#### Deine Aufgabe:
Schreib aus dem Text über die EFT-Sitzungen mit M. die Stelle zwischen „EFT hilft auch“ und „der Bomben abgelenkt.“ ab, beide eingeschlossen.

#### Übungstext:
Wir beginnen, die Reise von Syrien nach Europa aufzuarbeiten und alle bedrohlichen Situationen und die damit zusammenhängenden Gefühle aufzulösen.
Als ich ihn nach drei Wochen Ferien im August wiedersehe, berichtet mir ein strahlender M., dass er sich zum ersten Mal wie ein normaler Mensch gefühlt habe.
Schlimmes Nasenbluten hatte in der Nacht allerdings zu Panik geführt. Während wir klopfen kommen Erinnerungen an Schiessereien, Schreie und Schüsse von Gewehren in Damaskus und den Verlust seines besten Freundes hoch; begleitet von dem Gefühl wegrennen zu müssen, aus seinem Körper fliehen zu müssen, Dissoziation, Angstzuständen und Stress.
EFT hilft auch dieses Mal, die negativen Gefühle aufzulösen,
die mit diesen Erinnerungen verbunden sind. Auch zu Hause nutzt er die Technik,
wenn er seinen Ängsten alleine ausgesetzt ist. Seine Freunde sind skeptisch und
können seine Begeisterung nicht ganz teilen, wenn er ihnen von EFT erzählt.
In der nächsten Sitzung erzählt er mir von zwei Alpträumen, die ihn heimgesucht haben, die wir zusammen analysieren und verständlich machen. Schlecht Schlafen bleibt ein immer wiederkehrendes Thema. Ohne laufenden Fernseher kann M. nicht einschlafen. In Syrien hatte ihm der Fernseher Sicherheit und Entspannung verschafft und ihn vom Lärm der Bomben abgelenkt.

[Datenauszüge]
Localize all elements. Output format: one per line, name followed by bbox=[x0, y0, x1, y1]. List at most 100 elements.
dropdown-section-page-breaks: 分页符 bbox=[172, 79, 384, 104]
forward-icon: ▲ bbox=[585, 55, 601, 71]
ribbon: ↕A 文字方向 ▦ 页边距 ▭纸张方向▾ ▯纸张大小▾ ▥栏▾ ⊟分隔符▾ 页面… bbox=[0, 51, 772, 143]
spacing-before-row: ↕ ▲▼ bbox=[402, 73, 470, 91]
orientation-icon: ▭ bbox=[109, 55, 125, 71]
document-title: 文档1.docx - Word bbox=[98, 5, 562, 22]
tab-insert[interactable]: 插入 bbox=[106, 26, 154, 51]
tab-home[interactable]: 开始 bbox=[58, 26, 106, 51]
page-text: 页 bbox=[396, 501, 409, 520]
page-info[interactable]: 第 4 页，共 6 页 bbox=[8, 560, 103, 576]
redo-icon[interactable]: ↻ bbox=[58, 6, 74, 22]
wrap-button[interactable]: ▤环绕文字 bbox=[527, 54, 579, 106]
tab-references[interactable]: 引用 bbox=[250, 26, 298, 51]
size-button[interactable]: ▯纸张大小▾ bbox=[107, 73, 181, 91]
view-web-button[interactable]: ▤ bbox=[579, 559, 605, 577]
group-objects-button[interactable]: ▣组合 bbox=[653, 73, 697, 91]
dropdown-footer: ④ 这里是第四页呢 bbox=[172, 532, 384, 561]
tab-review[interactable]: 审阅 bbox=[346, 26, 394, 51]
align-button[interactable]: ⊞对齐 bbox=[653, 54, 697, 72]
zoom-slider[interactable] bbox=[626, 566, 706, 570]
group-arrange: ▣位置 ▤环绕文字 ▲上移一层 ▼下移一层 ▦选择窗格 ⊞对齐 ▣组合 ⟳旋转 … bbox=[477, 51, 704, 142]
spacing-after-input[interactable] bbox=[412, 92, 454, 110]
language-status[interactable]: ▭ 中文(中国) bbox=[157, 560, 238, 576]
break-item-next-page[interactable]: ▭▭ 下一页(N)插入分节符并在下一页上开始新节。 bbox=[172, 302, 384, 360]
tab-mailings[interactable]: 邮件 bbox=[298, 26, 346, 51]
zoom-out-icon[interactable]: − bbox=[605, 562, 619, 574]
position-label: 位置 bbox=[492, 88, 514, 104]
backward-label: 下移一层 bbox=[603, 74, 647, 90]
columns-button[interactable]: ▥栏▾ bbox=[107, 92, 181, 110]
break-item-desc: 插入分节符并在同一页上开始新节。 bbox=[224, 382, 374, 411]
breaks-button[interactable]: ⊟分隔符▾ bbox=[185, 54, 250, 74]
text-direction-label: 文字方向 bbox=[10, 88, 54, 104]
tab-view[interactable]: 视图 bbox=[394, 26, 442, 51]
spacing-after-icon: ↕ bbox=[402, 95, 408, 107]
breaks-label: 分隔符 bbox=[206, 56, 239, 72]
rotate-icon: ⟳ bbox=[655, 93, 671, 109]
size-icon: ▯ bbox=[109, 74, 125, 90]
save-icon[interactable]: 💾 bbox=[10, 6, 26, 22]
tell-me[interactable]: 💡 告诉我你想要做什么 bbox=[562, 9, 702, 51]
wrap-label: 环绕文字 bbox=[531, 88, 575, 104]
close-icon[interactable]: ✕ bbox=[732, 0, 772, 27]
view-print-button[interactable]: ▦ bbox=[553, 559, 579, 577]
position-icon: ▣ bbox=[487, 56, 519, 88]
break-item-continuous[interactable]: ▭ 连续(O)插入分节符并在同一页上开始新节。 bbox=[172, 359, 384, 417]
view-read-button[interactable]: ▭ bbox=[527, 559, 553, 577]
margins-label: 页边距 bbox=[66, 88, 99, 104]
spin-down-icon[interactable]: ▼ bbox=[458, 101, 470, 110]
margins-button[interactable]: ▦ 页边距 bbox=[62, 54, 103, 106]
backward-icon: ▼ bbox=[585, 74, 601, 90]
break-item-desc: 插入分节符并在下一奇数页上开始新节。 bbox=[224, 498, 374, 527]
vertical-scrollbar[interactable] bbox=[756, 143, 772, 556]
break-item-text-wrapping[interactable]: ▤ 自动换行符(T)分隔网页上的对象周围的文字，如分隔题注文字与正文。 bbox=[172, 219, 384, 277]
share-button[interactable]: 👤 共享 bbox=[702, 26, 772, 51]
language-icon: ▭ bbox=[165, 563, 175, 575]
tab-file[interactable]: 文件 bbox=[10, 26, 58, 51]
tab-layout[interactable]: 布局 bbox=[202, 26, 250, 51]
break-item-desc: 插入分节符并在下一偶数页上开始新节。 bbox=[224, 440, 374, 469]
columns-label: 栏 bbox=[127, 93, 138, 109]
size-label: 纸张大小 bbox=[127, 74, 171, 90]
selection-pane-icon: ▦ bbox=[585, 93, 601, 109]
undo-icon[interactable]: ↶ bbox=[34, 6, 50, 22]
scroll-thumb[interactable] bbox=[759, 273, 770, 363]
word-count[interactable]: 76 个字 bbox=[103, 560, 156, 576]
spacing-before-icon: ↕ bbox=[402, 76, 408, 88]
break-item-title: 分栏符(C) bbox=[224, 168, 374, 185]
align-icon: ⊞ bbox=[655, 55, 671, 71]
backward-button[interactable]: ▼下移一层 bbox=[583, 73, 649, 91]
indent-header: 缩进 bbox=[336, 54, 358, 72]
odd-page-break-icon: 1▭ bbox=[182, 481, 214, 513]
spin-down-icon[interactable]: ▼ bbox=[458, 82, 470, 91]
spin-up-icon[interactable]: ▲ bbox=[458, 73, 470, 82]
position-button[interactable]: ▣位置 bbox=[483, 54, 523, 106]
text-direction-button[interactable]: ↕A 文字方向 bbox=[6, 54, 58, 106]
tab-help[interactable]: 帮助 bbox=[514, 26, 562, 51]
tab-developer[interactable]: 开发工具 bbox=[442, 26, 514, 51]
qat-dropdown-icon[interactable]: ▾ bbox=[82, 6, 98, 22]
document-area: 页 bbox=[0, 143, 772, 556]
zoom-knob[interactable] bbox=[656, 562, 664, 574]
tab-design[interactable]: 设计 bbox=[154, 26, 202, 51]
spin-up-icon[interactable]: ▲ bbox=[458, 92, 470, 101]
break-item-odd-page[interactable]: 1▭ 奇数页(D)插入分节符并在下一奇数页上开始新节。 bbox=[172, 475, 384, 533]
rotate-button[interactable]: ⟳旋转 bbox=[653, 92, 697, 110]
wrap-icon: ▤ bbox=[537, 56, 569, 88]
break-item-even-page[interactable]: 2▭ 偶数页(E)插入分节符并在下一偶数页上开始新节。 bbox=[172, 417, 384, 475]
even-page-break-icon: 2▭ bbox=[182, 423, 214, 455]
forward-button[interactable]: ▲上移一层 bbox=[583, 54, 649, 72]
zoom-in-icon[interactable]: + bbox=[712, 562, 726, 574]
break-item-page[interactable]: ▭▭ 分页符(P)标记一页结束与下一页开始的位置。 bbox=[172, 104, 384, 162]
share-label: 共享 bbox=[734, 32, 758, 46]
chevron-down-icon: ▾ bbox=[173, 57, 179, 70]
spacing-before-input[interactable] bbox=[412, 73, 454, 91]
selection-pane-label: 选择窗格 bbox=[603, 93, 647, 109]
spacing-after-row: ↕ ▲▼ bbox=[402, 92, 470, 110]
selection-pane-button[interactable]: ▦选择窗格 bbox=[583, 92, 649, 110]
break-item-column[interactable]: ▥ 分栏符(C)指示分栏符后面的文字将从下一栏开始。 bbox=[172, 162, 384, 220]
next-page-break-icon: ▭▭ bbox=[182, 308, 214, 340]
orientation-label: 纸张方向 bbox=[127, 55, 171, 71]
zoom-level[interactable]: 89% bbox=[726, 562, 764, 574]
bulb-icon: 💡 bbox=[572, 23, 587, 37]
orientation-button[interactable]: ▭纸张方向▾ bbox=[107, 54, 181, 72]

#### Dein Ergebnis:
EFT hilft auch dieses Mal, die negativen Gefühle aufzulösen,
die mit diesen Erinnerungen verbunden sind. Auch zu Hause nutzt er die Technik,
wenn er seinen Ängsten alleine ausgesetzt ist. Seine Freunde sind skeptisch und
können seine Begeisterung nicht ganz teilen, wenn er ihnen von EFT erzählt.
In der nächsten Sitzung erzählt er mir von zwei Alpträumen, die ihn heimgesucht haben, die wir zusammen analysieren und verständlich machen. Schlecht Schlafen bleibt ein immer wiederkehrendes Thema. Ohne laufenden Fernseher kann M. nicht einschlafen. In Syrien hatte ihm der Fernseher Sicherheit und Entspannung verschafft und ihn vom Lärm der Bomben abgelenkt.